--- BEGIN Input records ---

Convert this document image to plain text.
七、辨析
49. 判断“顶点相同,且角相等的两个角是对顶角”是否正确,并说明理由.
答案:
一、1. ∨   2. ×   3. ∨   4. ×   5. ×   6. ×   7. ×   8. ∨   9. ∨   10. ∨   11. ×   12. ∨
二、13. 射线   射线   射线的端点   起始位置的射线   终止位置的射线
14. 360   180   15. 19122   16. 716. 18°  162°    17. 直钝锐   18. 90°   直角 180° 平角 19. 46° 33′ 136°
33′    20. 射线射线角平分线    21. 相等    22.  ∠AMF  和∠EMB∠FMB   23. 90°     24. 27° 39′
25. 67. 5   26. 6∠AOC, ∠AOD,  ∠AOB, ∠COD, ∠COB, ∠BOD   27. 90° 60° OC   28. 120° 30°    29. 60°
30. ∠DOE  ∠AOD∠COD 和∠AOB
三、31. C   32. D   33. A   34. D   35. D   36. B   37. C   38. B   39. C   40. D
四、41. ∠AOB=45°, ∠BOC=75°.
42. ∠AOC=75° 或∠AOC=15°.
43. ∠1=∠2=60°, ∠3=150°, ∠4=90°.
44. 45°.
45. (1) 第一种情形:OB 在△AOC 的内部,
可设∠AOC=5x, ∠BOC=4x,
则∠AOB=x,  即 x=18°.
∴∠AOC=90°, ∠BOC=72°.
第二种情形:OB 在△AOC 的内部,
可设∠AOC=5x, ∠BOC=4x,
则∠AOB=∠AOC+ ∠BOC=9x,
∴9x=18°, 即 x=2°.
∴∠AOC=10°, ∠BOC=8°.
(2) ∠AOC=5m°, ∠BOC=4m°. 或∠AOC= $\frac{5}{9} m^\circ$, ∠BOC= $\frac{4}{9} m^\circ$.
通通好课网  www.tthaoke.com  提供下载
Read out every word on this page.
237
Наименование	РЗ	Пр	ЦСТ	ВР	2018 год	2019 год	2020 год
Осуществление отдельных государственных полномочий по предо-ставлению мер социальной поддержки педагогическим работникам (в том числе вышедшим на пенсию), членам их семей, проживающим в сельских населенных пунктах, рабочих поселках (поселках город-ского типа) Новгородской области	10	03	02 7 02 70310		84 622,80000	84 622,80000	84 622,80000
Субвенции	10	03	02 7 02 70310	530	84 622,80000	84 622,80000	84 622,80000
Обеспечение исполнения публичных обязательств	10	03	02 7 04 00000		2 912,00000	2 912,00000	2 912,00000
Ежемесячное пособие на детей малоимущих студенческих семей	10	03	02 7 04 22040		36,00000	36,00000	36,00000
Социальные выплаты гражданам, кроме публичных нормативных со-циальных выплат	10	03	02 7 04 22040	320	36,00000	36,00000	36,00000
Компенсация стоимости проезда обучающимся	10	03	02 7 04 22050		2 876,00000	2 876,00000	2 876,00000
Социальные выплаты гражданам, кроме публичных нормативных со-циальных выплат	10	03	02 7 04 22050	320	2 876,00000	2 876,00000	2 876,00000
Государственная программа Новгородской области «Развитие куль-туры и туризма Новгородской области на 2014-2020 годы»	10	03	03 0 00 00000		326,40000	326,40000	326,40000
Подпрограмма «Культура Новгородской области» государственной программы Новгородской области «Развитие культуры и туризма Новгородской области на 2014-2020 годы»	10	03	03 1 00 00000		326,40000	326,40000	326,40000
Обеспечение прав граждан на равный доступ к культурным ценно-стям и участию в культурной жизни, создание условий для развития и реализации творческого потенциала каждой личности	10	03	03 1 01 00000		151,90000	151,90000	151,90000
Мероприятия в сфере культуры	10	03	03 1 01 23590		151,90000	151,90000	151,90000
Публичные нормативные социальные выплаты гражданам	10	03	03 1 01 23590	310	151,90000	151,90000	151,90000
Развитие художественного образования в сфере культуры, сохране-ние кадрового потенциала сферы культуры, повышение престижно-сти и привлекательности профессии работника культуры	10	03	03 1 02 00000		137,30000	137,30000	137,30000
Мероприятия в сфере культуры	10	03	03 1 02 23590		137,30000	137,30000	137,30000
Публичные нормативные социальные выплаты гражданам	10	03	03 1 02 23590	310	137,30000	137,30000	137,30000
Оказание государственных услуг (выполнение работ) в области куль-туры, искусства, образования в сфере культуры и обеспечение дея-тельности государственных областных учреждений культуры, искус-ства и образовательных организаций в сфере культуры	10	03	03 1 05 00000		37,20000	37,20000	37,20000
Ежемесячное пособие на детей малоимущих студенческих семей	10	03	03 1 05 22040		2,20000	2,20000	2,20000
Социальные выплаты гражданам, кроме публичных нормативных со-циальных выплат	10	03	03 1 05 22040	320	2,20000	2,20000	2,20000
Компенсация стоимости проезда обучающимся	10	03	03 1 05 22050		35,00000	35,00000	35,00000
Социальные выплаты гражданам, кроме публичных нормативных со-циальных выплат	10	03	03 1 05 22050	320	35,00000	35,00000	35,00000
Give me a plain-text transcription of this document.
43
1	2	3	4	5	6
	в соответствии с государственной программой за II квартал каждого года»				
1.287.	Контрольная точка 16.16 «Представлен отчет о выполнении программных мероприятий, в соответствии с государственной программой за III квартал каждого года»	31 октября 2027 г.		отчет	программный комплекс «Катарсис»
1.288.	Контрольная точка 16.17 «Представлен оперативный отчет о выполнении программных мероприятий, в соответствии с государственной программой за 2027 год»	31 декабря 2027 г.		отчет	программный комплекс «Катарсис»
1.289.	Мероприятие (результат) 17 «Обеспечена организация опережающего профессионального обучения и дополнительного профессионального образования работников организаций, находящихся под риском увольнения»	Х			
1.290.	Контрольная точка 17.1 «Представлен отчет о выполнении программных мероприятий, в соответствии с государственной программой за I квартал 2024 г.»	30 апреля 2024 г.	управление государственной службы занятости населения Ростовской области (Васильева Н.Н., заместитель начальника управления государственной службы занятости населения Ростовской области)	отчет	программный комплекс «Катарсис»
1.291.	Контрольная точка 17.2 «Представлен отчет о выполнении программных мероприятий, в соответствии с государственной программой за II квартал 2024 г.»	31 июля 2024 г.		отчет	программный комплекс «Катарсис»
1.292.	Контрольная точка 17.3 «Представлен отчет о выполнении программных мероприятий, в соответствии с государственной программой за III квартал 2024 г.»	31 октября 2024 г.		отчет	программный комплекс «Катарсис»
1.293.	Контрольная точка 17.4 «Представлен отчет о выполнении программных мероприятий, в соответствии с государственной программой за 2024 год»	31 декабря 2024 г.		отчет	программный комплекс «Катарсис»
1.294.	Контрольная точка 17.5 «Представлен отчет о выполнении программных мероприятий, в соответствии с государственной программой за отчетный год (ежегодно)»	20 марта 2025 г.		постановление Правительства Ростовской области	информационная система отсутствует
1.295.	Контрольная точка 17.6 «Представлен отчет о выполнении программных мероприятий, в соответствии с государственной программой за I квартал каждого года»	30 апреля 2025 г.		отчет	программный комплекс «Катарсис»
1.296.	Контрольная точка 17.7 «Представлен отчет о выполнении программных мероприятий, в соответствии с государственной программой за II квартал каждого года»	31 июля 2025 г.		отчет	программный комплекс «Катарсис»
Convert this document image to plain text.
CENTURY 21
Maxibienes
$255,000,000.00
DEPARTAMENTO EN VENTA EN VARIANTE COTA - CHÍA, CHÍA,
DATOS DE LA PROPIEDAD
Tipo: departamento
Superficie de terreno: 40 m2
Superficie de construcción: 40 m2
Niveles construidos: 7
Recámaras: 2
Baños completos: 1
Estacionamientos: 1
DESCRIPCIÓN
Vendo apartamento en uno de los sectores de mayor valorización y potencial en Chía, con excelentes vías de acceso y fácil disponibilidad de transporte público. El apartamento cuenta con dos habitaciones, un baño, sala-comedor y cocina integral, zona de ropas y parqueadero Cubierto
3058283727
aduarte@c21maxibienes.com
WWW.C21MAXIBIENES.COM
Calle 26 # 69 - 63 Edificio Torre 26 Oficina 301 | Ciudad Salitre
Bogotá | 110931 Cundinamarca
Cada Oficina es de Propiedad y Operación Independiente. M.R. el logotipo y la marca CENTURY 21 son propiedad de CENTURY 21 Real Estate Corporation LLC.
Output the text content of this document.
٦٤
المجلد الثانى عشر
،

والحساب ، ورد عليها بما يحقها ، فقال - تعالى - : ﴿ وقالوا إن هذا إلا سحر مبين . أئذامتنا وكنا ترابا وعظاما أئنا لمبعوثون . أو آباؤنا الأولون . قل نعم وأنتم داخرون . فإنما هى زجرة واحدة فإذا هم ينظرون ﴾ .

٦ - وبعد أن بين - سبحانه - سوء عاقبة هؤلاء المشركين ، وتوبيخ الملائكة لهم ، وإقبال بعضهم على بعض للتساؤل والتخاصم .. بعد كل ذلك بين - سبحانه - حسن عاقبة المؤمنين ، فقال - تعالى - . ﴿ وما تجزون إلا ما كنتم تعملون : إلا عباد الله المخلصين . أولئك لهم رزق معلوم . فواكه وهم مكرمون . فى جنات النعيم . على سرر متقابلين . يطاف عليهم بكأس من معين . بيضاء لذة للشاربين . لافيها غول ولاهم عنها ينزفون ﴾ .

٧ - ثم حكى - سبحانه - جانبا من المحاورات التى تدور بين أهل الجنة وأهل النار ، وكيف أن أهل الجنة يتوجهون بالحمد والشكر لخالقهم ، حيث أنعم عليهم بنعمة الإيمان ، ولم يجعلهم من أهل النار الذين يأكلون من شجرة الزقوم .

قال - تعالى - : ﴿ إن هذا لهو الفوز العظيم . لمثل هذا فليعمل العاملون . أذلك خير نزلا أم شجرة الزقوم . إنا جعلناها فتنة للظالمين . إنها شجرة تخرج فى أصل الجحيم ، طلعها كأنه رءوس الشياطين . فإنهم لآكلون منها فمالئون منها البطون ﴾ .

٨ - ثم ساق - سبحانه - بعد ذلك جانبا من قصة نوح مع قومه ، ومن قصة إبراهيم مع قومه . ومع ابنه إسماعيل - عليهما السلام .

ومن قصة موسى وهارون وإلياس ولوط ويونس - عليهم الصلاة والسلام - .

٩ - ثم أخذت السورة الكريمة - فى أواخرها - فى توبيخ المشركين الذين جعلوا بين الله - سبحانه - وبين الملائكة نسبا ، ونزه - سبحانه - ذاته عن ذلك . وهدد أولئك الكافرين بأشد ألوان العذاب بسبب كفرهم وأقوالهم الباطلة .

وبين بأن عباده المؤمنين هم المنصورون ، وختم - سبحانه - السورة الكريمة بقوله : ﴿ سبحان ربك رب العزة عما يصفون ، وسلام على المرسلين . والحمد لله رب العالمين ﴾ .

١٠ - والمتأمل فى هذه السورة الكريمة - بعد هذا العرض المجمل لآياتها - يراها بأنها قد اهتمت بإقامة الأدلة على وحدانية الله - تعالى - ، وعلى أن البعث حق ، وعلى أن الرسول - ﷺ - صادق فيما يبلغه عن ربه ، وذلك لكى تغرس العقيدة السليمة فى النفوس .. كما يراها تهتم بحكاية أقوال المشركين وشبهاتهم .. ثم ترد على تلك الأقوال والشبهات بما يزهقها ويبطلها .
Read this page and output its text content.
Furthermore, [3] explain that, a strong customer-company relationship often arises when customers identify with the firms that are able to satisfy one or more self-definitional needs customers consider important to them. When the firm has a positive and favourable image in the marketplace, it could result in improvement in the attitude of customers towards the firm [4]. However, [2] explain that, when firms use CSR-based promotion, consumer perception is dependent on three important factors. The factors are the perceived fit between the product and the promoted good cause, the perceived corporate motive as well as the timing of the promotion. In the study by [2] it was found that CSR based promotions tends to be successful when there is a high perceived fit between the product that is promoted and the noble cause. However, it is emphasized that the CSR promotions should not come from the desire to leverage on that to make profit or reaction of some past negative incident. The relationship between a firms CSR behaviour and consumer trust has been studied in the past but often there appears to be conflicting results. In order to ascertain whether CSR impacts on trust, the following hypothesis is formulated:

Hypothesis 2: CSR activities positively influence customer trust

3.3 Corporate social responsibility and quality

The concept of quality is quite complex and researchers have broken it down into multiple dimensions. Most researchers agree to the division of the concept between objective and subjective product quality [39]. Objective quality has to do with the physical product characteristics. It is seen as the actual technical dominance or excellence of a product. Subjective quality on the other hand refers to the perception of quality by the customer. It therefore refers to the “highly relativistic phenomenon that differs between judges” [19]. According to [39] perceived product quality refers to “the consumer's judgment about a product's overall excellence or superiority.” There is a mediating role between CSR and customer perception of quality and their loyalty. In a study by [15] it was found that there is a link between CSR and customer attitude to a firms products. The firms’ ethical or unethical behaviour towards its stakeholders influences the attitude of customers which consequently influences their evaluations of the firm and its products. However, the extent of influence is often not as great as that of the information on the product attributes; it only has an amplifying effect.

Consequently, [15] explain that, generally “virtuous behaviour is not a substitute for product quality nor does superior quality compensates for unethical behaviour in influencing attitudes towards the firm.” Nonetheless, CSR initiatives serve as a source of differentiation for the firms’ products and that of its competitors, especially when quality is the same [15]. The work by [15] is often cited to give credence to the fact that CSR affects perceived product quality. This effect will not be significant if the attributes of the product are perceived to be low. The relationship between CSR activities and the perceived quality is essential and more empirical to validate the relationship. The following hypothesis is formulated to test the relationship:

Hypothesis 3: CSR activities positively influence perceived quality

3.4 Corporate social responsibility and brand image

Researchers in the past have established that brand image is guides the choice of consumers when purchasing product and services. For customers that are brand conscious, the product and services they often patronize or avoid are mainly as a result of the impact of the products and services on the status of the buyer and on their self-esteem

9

--- END Input records ---

■ Task brief ■
Find each line holding "فقال". Copy it out.

■ Solution to this task ■
والحساب ، ورد عليها بما يحقها ، فقال - تعالى - : ﴿ وقالوا إن هذا إلا سحر مبين . أئذامتنا وكنا ترابا وعظاما أئنا لمبعوثون . أو آباؤنا الأولون . قل نعم وأنتم داخرون . فإنما هى زجرة واحدة فإذا هم ينظرون ﴾ .
٦ - وبعد أن بين - سبحانه - سوء عاقبة هؤلاء المشركين ، وتوبيخ الملائكة لهم ، وإقبال بعضهم على بعض للتساؤل والتخاصم .. بعد كل ذلك بين - سبحانه - حسن عاقبة المؤمنين ، فقال - تعالى - . ﴿ وما تجزون إلا ما كنتم تعملون : إلا عباد الله المخلصين . أولئك لهم رزق معلوم . فواكه وهم مكرمون . فى جنات النعيم . على سرر متقابلين . يطاف عليهم بكأس من معين . بيضاء لذة للشاربين . لافيها غول ولاهم عنها ينزفون ﴾ .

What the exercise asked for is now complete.